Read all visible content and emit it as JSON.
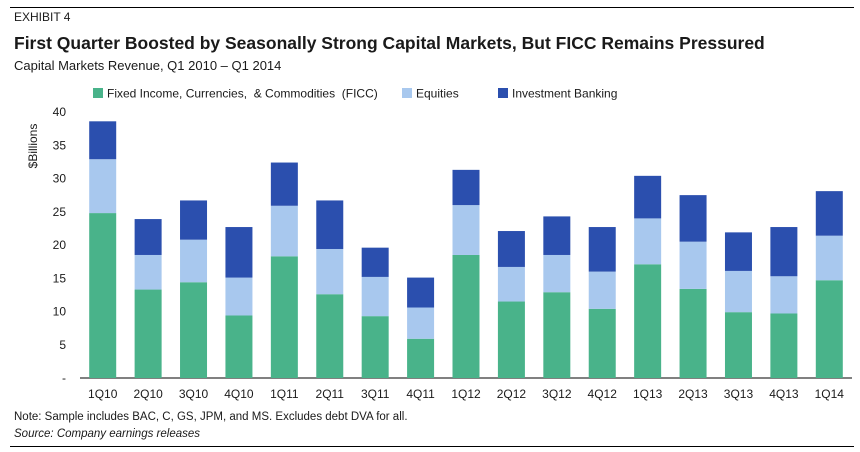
{
  "header": {
    "exhibit": "EXHIBIT 4",
    "title": "First Quarter Boosted by Seasonally Strong Capital Markets, But FICC Remains Pressured",
    "subtitle": "Capital Markets Revenue, Q1 2010 – Q1 2014"
  },
  "footer": {
    "note": "Note: Sample includes BAC, C, GS, JPM, and MS. Excludes debt DVA for all.",
    "source": "Source: Company earnings releases"
  },
  "chart_data": {
    "type": "bar",
    "stacked": true,
    "categories": [
      "1Q10",
      "2Q10",
      "3Q10",
      "4Q10",
      "1Q11",
      "2Q11",
      "3Q11",
      "4Q11",
      "1Q12",
      "2Q12",
      "3Q12",
      "4Q12",
      "1Q13",
      "2Q13",
      "3Q13",
      "4Q13",
      "1Q14"
    ],
    "series": [
      {
        "name": "Fixed Income, Currencies,  & Commodities  (FICC)",
        "color": "#49b38a",
        "values": [
          24.8,
          13.3,
          14.4,
          9.4,
          18.3,
          12.6,
          9.3,
          5.9,
          18.5,
          11.5,
          12.9,
          10.4,
          17.1,
          13.4,
          9.9,
          9.7,
          14.7
        ]
      },
      {
        "name": "Equities",
        "color": "#a8c8ee",
        "values": [
          8.1,
          5.2,
          6.4,
          5.7,
          7.6,
          6.8,
          5.9,
          4.7,
          7.5,
          5.2,
          5.6,
          5.6,
          6.9,
          7.1,
          6.2,
          5.6,
          6.7
        ]
      },
      {
        "name": "Investment Banking",
        "color": "#2b4fae",
        "values": [
          5.7,
          5.4,
          5.9,
          7.6,
          6.5,
          7.3,
          4.4,
          4.5,
          5.3,
          5.4,
          5.8,
          6.7,
          6.4,
          7.0,
          5.8,
          7.4,
          6.7
        ]
      }
    ],
    "ylabel": "$Billions",
    "ylim": [
      0,
      40
    ],
    "yticks": [
      "-",
      "5",
      "10",
      "15",
      "20",
      "25",
      "30",
      "35",
      "40"
    ],
    "legend_position": "top-left",
    "grid": false
  }
}
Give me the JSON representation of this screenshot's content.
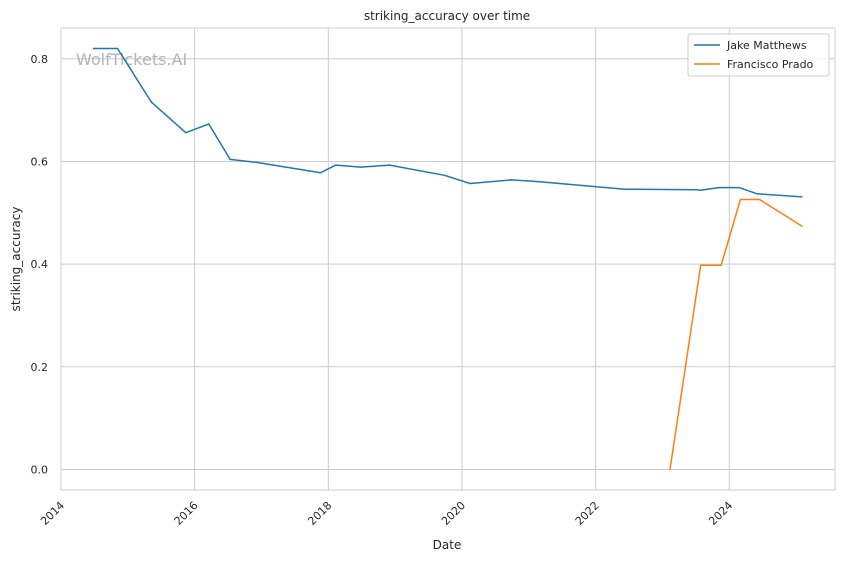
{
  "chart_data": {
    "type": "line",
    "title": "striking_accuracy over time",
    "xlabel": "Date",
    "ylabel": "striking_accuracy",
    "watermark": "WolfTickets.AI",
    "x_ticks": [
      "2014",
      "2016",
      "2018",
      "2020",
      "2022",
      "2024"
    ],
    "y_ticks": [
      "0.0",
      "0.2",
      "0.4",
      "0.6",
      "0.8"
    ],
    "xlim": [
      "2014-01-01",
      "2025-08-01"
    ],
    "ylim": [
      -0.04,
      0.86
    ],
    "grid": true,
    "legend_position": "top-right",
    "series": [
      {
        "name": "Jake Matthews",
        "color": "#1f77b4",
        "points": [
          [
            "2014-06-28",
            0.82
          ],
          [
            "2014-11-06",
            0.82
          ],
          [
            "2015-05-09",
            0.716
          ],
          [
            "2015-11-14",
            0.656
          ],
          [
            "2016-03-19",
            0.673
          ],
          [
            "2016-07-13",
            0.604
          ],
          [
            "2016-12-10",
            0.598
          ],
          [
            "2017-11-19",
            0.578
          ],
          [
            "2018-02-11",
            0.593
          ],
          [
            "2018-06-27",
            0.589
          ],
          [
            "2018-12-02",
            0.593
          ],
          [
            "2019-09-28",
            0.573
          ],
          [
            "2020-02-15",
            0.557
          ],
          [
            "2020-09-27",
            0.564
          ],
          [
            "2021-02-13",
            0.561
          ],
          [
            "2022-06-11",
            0.546
          ],
          [
            "2023-07-08",
            0.545
          ],
          [
            "2023-07-29",
            0.544
          ],
          [
            "2023-11-04",
            0.549
          ],
          [
            "2024-02-24",
            0.549
          ],
          [
            "2024-06-01",
            0.537
          ],
          [
            "2025-02-01",
            0.531
          ]
        ]
      },
      {
        "name": "Francisco Prado",
        "color": "#ff7f0e",
        "points": [
          [
            "2023-02-11",
            0.0
          ],
          [
            "2023-07-29",
            0.398
          ],
          [
            "2023-11-18",
            0.398
          ],
          [
            "2024-03-02",
            0.526
          ],
          [
            "2024-06-15",
            0.526
          ],
          [
            "2025-02-01",
            0.474
          ]
        ]
      }
    ]
  }
}
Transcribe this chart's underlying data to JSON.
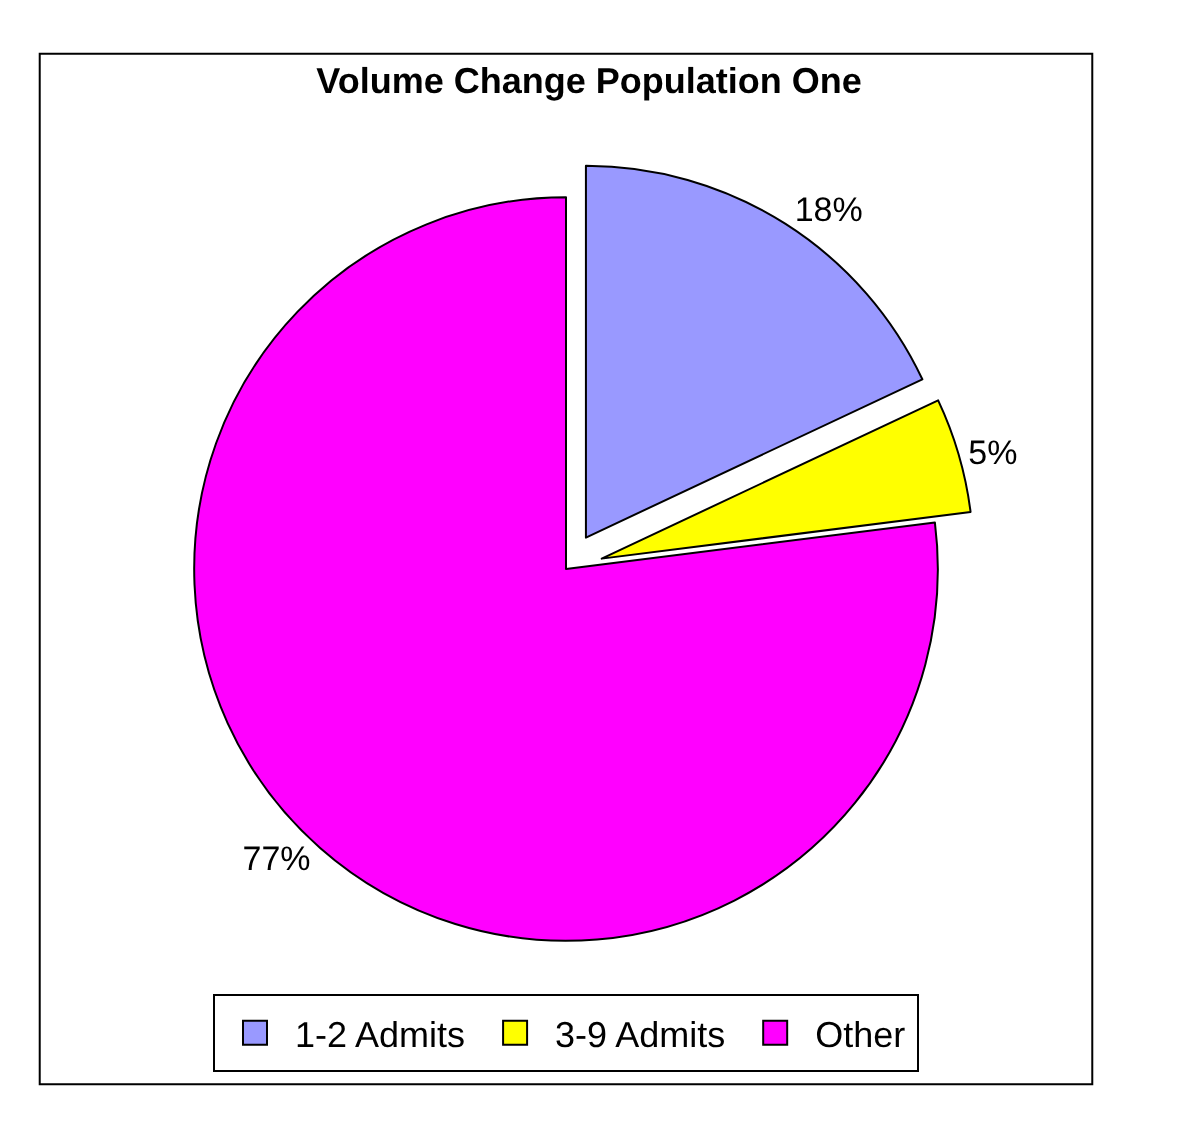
• • • •
Required task:
Pictures excluded, quote all the data above exactly.

Response to this task:
Read all visible content and emit it as JSON.
{
  "header": {
    "exhibit": "EXHIBIT 4",
    "title": "First Quarter Boosted by Seasonally Strong Capital Markets, But FICC Remains Pressured",
    "subtitle": "Capital Markets Revenue, Q1 2010 – Q1 2014"
  },
  "footer": {
    "note": "Note: Sample includes BAC, C, GS, JPM, and MS. Excludes debt DVA for all.",
    "source": "Source: Company earnings releases"
  },
  "chart_data": {
    "type": "bar",
    "stacked": true,
    "categories": [
      "1Q10",
      "2Q10",
      "3Q10",
      "4Q10",
      "1Q11",
      "2Q11",
      "3Q11",
      "4Q11",
      "1Q12",
      "2Q12",
      "3Q12",
      "4Q12",
      "1Q13",
      "2Q13",
      "3Q13",
      "4Q13",
      "1Q14"
    ],
    "series": [
      {
        "name": "Fixed Income, Currencies,  & Commodities  (FICC)",
        "color": "#49b38a",
        "values": [
          24.8,
          13.3,
          14.4,
          9.4,
          18.3,
          12.6,
          9.3,
          5.9,
          18.5,
          11.5,
          12.9,
          10.4,
          17.1,
          13.4,
          9.9,
          9.7,
          14.7
        ]
      },
      {
        "name": "Equities",
        "color": "#a8c8ee",
        "values": [
          8.1,
          5.2,
          6.4,
          5.7,
          7.6,
          6.8,
          5.9,
          4.7,
          7.5,
          5.2,
          5.6,
          5.6,
          6.9,
          7.1,
          6.2,
          5.6,
          6.7
        ]
      },
      {
        "name": "Investment Banking",
        "color": "#2b4fae",
        "values": [
          5.7,
          5.4,
          5.9,
          7.6,
          6.5,
          7.3,
          4.4,
          4.5,
          5.3,
          5.4,
          5.8,
          6.7,
          6.4,
          7.0,
          5.8,
          7.4,
          6.7
        ]
      }
    ],
    "ylabel": "$Billions",
    "ylim": [
      0,
      40
    ],
    "yticks": [
      "-",
      "5",
      "10",
      "15",
      "20",
      "25",
      "30",
      "35",
      "40"
    ],
    "legend_position": "top-left",
    "grid": false
  }
}
Give me the JSON representation of this screenshot's content.
{
  "chart_data": {
    "type": "line",
    "title": "striking_accuracy over time",
    "xlabel": "Date",
    "ylabel": "striking_accuracy",
    "watermark": "WolfTickets.AI",
    "x_ticks": [
      "2014",
      "2016",
      "2018",
      "2020",
      "2022",
      "2024"
    ],
    "y_ticks": [
      "0.0",
      "0.2",
      "0.4",
      "0.6",
      "0.8"
    ],
    "xlim": [
      "2014-01-01",
      "2025-08-01"
    ],
    "ylim": [
      -0.04,
      0.86
    ],
    "grid": true,
    "legend_position": "top-right",
    "series": [
      {
        "name": "Jake Matthews",
        "color": "#1f77b4",
        "points": [
          [
            "2014-06-28",
            0.82
          ],
          [
            "2014-11-06",
            0.82
          ],
          [
            "2015-05-09",
            0.716
          ],
          [
            "2015-11-14",
            0.656
          ],
          [
            "2016-03-19",
            0.673
          ],
          [
            "2016-07-13",
            0.604
          ],
          [
            "2016-12-10",
            0.598
          ],
          [
            "2017-11-19",
            0.578
          ],
          [
            "2018-02-11",
            0.593
          ],
          [
            "2018-06-27",
            0.589
          ],
          [
            "2018-12-02",
            0.593
          ],
          [
            "2019-09-28",
            0.573
          ],
          [
            "2020-02-15",
            0.557
          ],
          [
            "2020-09-27",
            0.564
          ],
          [
            "2021-02-13",
            0.561
          ],
          [
            "2022-06-11",
            0.546
          ],
          [
            "2023-07-08",
            0.545
          ],
          [
            "2023-07-29",
            0.544
          ],
          [
            "2023-11-04",
            0.549
          ],
          [
            "2024-02-24",
            0.549
          ],
          [
            "2024-06-01",
            0.537
          ],
          [
            "2025-02-01",
            0.531
          ]
        ]
      },
      {
        "name": "Francisco Prado",
        "color": "#ff7f0e",
        "points": [
          [
            "2023-02-11",
            0.0
          ],
          [
            "2023-07-29",
            0.398
          ],
          [
            "2023-11-18",
            0.398
          ],
          [
            "2024-03-02",
            0.526
          ],
          [
            "2024-06-15",
            0.526
          ],
          [
            "2025-02-01",
            0.474
          ]
        ]
      }
    ]
  }
}
Transcribe this chart's underlying data to JSON.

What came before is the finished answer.